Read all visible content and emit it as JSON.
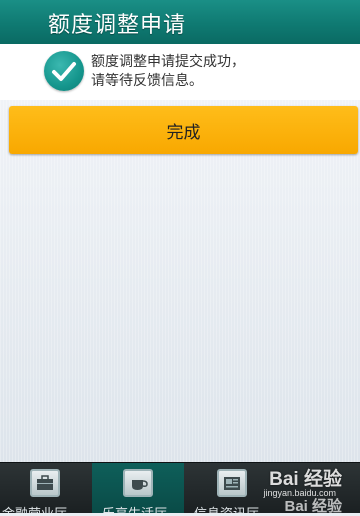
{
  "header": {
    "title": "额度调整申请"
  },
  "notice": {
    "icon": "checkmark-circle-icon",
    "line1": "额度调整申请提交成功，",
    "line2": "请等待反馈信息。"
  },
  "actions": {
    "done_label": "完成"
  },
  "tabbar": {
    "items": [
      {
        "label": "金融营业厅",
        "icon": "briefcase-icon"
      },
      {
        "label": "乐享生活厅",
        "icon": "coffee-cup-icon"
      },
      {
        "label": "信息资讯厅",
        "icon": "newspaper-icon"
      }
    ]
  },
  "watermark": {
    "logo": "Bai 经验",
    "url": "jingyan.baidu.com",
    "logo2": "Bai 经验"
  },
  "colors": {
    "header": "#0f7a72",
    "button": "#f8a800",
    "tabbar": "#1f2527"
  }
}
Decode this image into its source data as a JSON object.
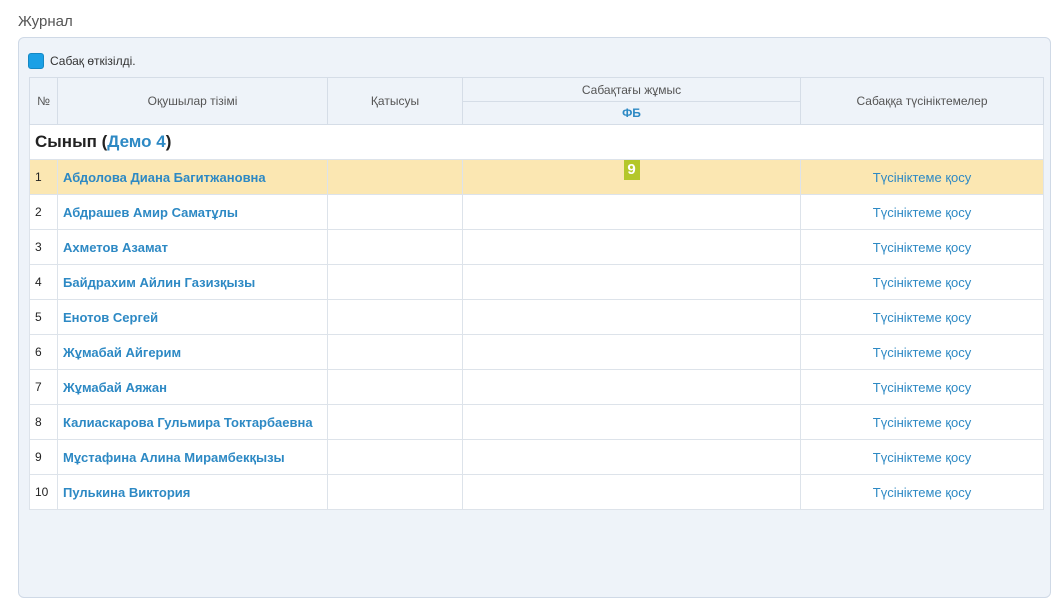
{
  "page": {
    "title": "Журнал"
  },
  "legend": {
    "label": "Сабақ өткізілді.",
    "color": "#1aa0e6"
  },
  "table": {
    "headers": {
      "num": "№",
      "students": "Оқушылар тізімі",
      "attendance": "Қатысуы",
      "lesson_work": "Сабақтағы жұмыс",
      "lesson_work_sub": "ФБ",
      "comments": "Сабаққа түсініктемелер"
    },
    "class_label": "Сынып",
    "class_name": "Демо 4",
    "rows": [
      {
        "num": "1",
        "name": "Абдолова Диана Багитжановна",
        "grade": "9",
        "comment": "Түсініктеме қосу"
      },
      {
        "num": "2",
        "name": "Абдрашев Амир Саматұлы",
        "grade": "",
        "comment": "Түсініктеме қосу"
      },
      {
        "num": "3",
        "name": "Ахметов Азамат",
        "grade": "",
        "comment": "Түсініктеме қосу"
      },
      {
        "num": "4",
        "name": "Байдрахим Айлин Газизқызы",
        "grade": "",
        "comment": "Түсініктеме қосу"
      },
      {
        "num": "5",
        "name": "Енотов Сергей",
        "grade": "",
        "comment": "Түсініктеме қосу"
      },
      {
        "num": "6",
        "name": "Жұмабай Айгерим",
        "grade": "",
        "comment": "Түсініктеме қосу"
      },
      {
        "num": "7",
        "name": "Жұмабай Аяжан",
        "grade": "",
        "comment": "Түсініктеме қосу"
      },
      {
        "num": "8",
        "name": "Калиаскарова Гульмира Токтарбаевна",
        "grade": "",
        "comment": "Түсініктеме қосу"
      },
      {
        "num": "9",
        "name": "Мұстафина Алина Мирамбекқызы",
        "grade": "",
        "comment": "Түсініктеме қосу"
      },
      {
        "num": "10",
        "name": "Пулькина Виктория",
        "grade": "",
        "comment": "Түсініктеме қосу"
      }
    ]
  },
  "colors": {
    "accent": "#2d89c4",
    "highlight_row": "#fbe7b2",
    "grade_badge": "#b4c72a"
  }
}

::::::::::

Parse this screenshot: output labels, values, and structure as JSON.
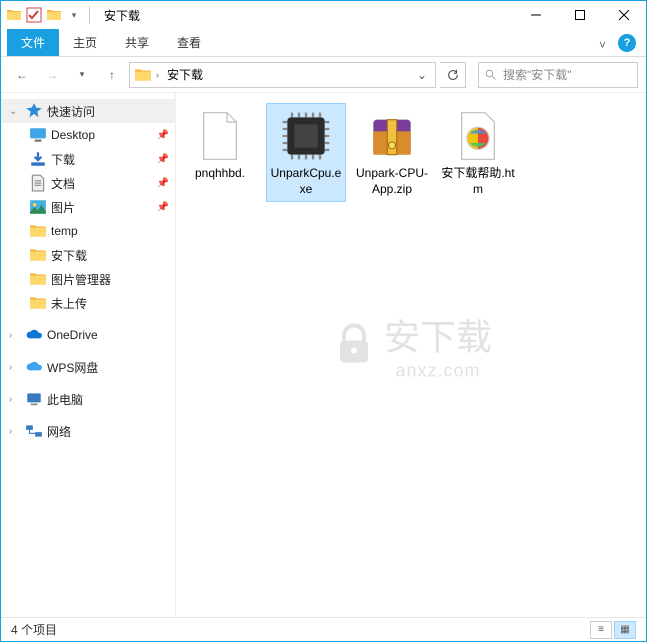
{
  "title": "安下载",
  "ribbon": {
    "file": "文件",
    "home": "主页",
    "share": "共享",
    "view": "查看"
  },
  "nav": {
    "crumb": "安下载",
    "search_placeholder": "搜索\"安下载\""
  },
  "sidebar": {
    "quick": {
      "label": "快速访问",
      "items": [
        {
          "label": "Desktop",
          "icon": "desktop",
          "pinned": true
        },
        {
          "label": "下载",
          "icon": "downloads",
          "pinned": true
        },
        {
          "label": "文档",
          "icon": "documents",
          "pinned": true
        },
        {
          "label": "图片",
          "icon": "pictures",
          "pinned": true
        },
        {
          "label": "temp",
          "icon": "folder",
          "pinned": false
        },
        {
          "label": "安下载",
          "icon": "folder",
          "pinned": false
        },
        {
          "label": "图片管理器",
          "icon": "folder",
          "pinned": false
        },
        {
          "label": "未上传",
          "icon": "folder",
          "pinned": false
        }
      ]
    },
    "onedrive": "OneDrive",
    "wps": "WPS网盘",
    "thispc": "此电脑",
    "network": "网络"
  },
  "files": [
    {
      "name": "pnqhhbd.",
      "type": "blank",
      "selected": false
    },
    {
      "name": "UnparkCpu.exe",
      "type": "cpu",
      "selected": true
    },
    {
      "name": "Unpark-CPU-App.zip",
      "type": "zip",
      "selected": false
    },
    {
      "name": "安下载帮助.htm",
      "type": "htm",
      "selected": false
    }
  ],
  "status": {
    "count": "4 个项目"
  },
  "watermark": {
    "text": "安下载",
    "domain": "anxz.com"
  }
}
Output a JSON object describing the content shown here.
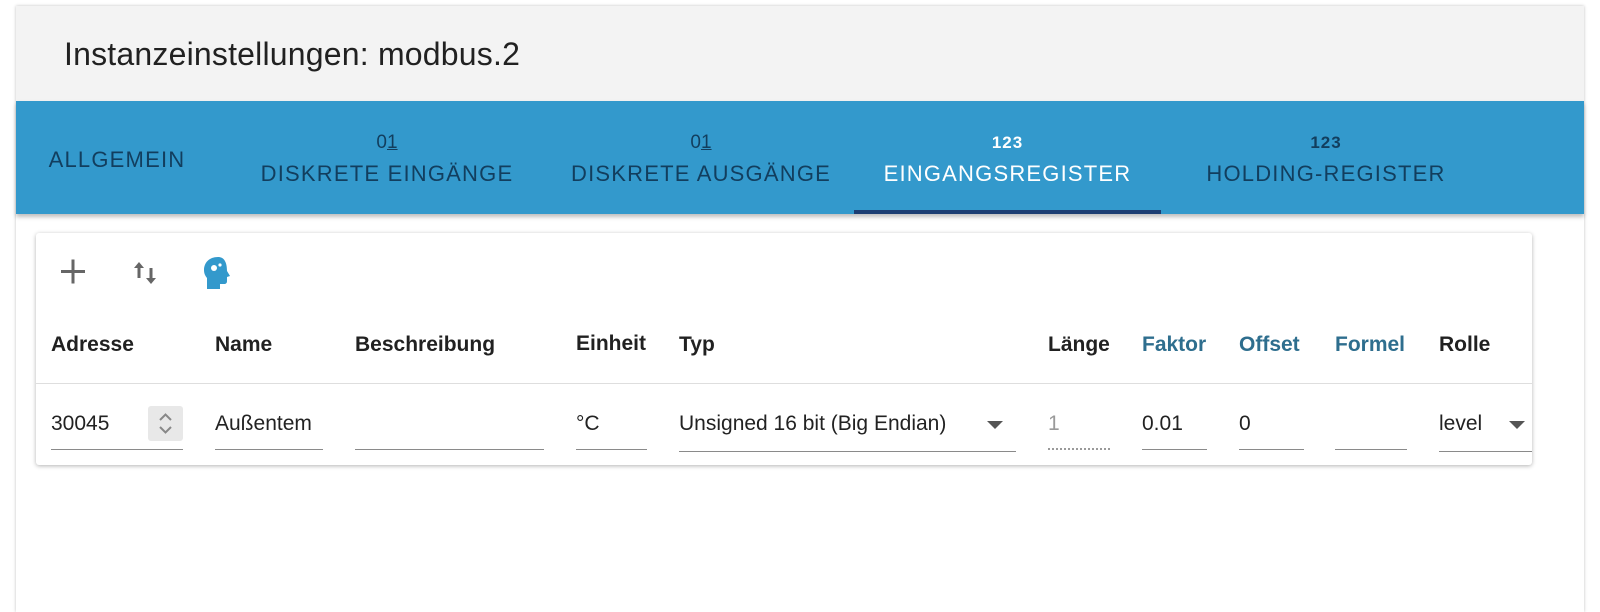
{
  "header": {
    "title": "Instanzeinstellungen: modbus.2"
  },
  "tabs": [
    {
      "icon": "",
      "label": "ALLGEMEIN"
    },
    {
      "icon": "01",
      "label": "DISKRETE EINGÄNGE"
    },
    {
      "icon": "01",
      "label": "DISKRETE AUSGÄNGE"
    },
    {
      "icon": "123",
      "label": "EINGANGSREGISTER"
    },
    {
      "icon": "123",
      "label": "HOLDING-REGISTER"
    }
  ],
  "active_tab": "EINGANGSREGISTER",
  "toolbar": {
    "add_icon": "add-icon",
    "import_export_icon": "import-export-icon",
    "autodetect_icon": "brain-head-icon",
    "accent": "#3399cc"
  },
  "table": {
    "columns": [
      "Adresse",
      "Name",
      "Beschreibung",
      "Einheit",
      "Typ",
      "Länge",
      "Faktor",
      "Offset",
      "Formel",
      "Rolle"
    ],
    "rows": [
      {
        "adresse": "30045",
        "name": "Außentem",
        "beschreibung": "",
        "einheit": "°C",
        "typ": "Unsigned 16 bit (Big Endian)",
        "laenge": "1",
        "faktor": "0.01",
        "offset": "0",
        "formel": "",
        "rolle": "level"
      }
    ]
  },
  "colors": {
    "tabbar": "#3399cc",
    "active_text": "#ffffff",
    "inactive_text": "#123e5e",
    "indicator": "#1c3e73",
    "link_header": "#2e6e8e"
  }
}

::::::::::

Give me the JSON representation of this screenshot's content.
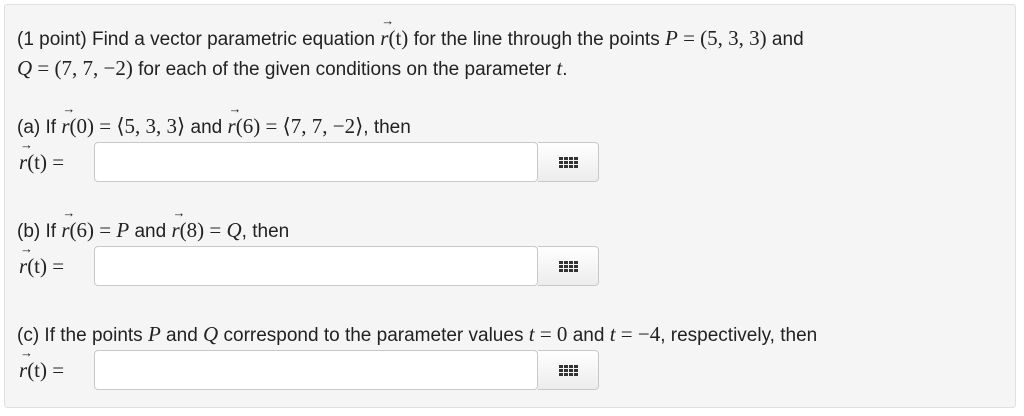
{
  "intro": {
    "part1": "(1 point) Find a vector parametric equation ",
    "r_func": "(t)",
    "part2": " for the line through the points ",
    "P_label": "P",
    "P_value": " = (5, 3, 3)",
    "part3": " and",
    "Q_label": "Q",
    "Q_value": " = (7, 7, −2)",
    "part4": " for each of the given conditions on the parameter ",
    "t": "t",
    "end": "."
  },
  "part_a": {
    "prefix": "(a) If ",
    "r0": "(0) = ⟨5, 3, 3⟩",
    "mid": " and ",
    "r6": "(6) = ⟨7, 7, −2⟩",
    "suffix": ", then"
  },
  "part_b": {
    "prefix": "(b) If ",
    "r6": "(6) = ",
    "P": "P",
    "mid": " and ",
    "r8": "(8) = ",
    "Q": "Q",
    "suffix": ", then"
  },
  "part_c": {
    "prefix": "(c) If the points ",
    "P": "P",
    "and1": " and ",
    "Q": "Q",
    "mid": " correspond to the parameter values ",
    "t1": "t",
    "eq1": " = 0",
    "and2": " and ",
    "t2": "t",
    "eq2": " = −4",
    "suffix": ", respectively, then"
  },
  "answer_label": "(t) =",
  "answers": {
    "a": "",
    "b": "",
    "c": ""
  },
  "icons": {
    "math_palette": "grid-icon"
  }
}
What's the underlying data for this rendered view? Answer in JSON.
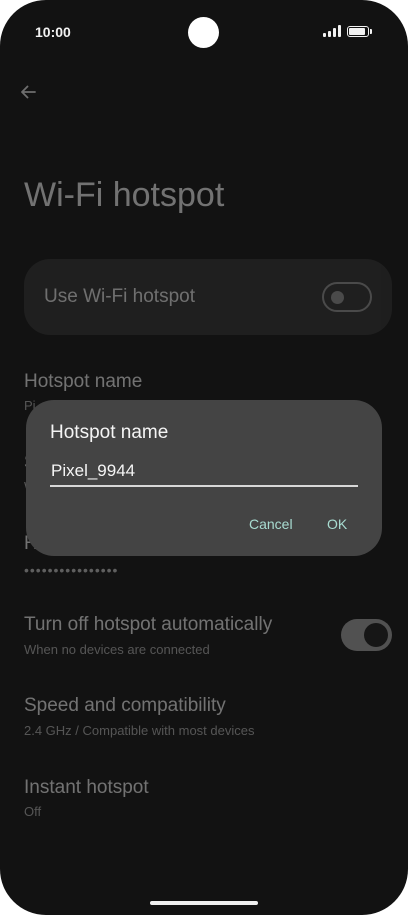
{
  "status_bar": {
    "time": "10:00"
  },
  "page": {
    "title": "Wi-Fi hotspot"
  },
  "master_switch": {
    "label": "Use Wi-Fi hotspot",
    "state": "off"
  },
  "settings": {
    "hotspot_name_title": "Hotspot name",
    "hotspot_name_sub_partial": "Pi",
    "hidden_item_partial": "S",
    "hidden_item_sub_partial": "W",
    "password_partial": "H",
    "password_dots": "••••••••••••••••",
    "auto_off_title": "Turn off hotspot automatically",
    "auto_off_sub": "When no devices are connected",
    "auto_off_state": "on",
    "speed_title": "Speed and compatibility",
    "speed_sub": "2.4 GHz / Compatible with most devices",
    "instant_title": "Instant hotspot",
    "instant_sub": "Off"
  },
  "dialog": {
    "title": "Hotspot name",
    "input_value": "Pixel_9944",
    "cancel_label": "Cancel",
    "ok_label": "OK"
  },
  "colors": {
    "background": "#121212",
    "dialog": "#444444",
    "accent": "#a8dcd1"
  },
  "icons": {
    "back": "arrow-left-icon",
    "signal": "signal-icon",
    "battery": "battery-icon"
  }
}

::::::::::

◆ Given problem: Extract each line from the entries above that contains the string "devices".

◆ Exercise response:
    "auto_off_sub": "When no devices are connected",
    "speed_sub": "2.4 GHz / Compatible with most devices",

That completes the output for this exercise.